■ **STATED TASK**: Gather each line containing the string "data" from these entries.
.....
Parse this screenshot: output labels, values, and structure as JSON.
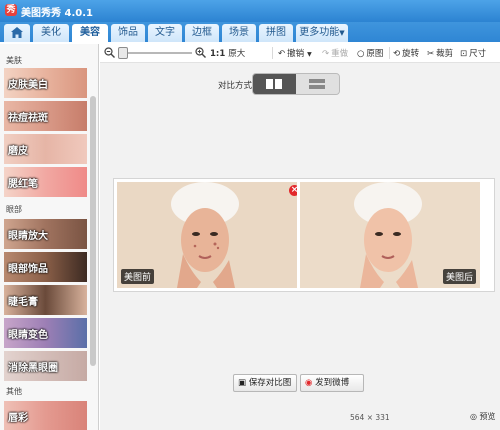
{
  "window": {
    "title": "美图秀秀 4.0.1",
    "logo_text": "秀"
  },
  "tabs": [
    {
      "label": "美化"
    },
    {
      "label": "美容",
      "active": true
    },
    {
      "label": "饰品"
    },
    {
      "label": "文字"
    },
    {
      "label": "边框"
    },
    {
      "label": "场景"
    },
    {
      "label": "拼图"
    },
    {
      "label": "更多功能"
    }
  ],
  "sidebar": {
    "categories": [
      {
        "label": "美肤"
      },
      {
        "label": "眼部"
      },
      {
        "label": "其他"
      }
    ],
    "items": [
      {
        "label": "皮肤美白"
      },
      {
        "label": "祛痘祛斑"
      },
      {
        "label": "磨皮"
      },
      {
        "label": "腮红笔"
      },
      {
        "label": "眼睛放大"
      },
      {
        "label": "眼部饰品"
      },
      {
        "label": "睫毛膏"
      },
      {
        "label": "眼睛变色"
      },
      {
        "label": "消除黑眼圈"
      },
      {
        "label": "唇彩"
      }
    ]
  },
  "toolbar": {
    "zoom_ratio": "1:1",
    "original_size_label": "原大",
    "undo_label": "撤销",
    "redo_label": "重做",
    "original_image_label": "原图",
    "rotate_label": "旋转",
    "crop_label": "裁剪",
    "resize_label": "尺寸"
  },
  "main": {
    "compare_mode_label": "对比方式",
    "before_tag": "美图前",
    "after_tag": "美图后",
    "save_compare_label": "保存对比图",
    "share_weibo_label": "发到微博",
    "image_size": "564 × 331",
    "preview_label": "预览"
  },
  "colors": {
    "titlebar": "#2c83d2",
    "active_tab": "#ffffff",
    "close_badge": "#e2292c"
  }
}
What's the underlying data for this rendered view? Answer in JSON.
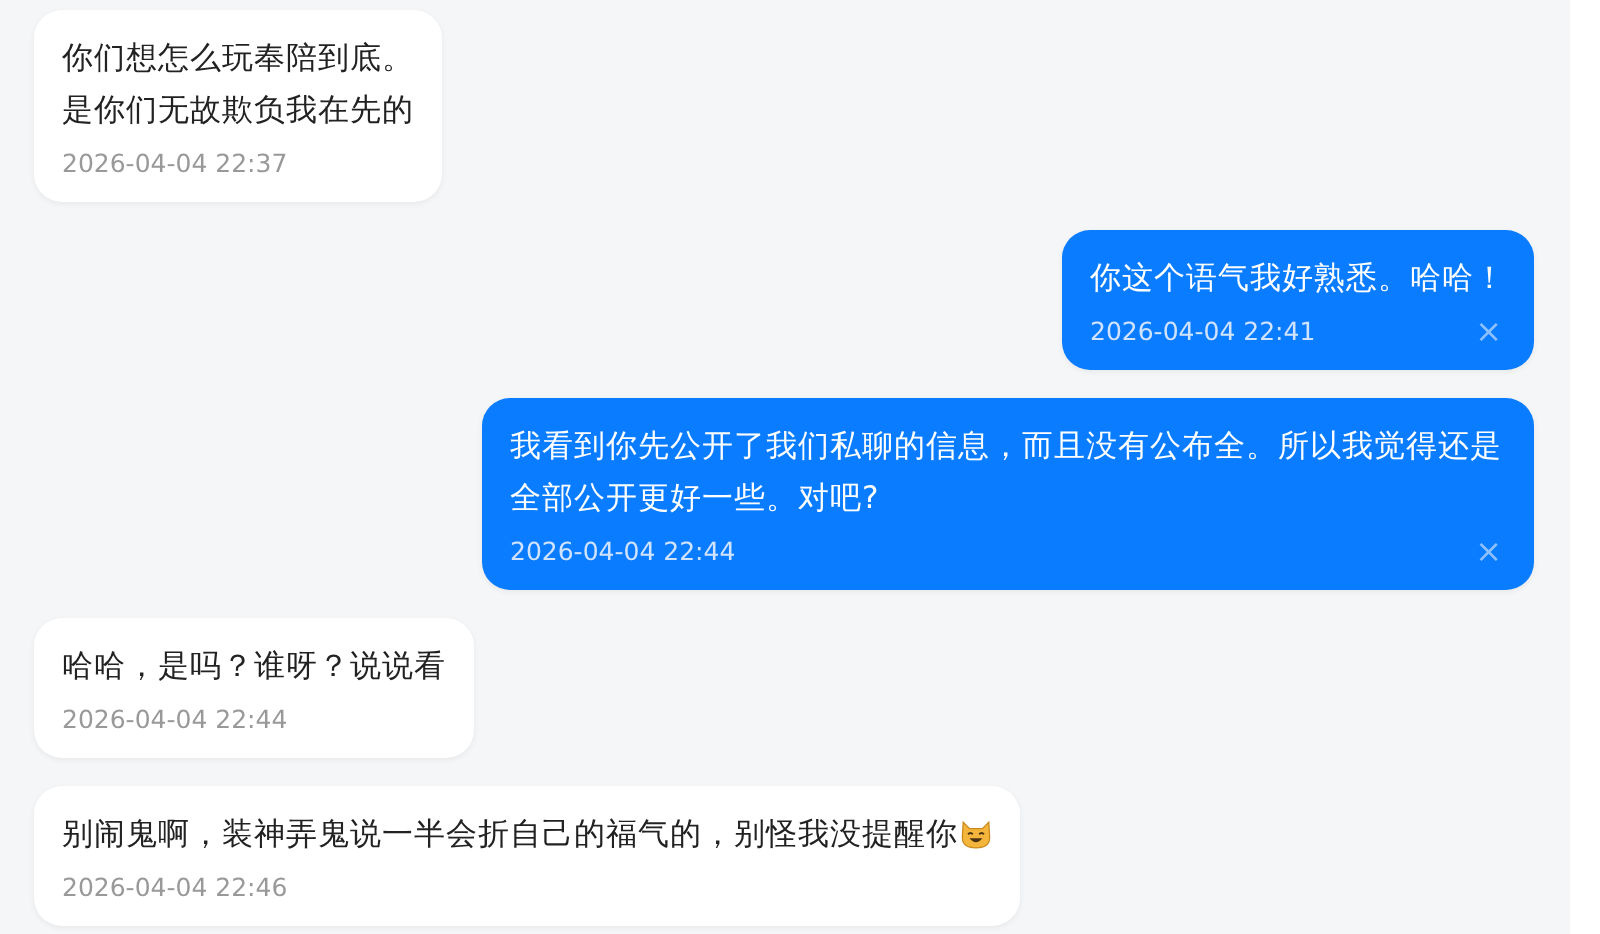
{
  "messages": [
    {
      "kind": "received",
      "lines": [
        "你们想怎么玩奉陪到底。",
        "是你们无故欺负我在先的"
      ],
      "time": "2026-04-04 22:37"
    },
    {
      "kind": "sent",
      "lines": [
        "你这个语气我好熟悉。哈哈！"
      ],
      "time": "2026-04-04 22:41",
      "delete": "×"
    },
    {
      "kind": "sent",
      "lines": [
        "我看到你先公开了我们私聊的信息，而且没有公布全。所以我觉得还是全部公开更好一些。对吧?"
      ],
      "time": "2026-04-04 22:44",
      "delete": "×"
    },
    {
      "kind": "received",
      "lines": [
        "哈哈，是吗？谁呀？说说看"
      ],
      "time": "2026-04-04 22:44"
    },
    {
      "kind": "received",
      "lines": [
        "别闹鬼啊，装神弄鬼说一半会折自己的福气的，别怪我没提醒你"
      ],
      "time": "2026-04-04 22:46",
      "emoji": true
    }
  ]
}
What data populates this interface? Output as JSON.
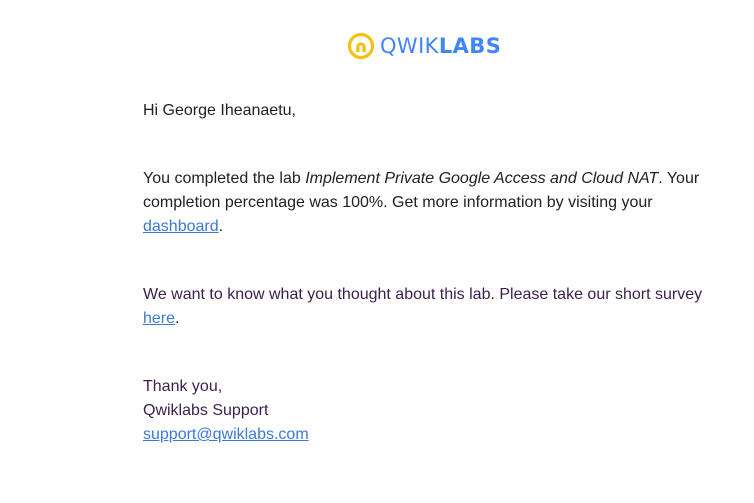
.....
■ **EXERCISE RESPONSE**:
What's the underlying data for this rendered view? Answer in JSON.
What data populates this interface? Output as JSON.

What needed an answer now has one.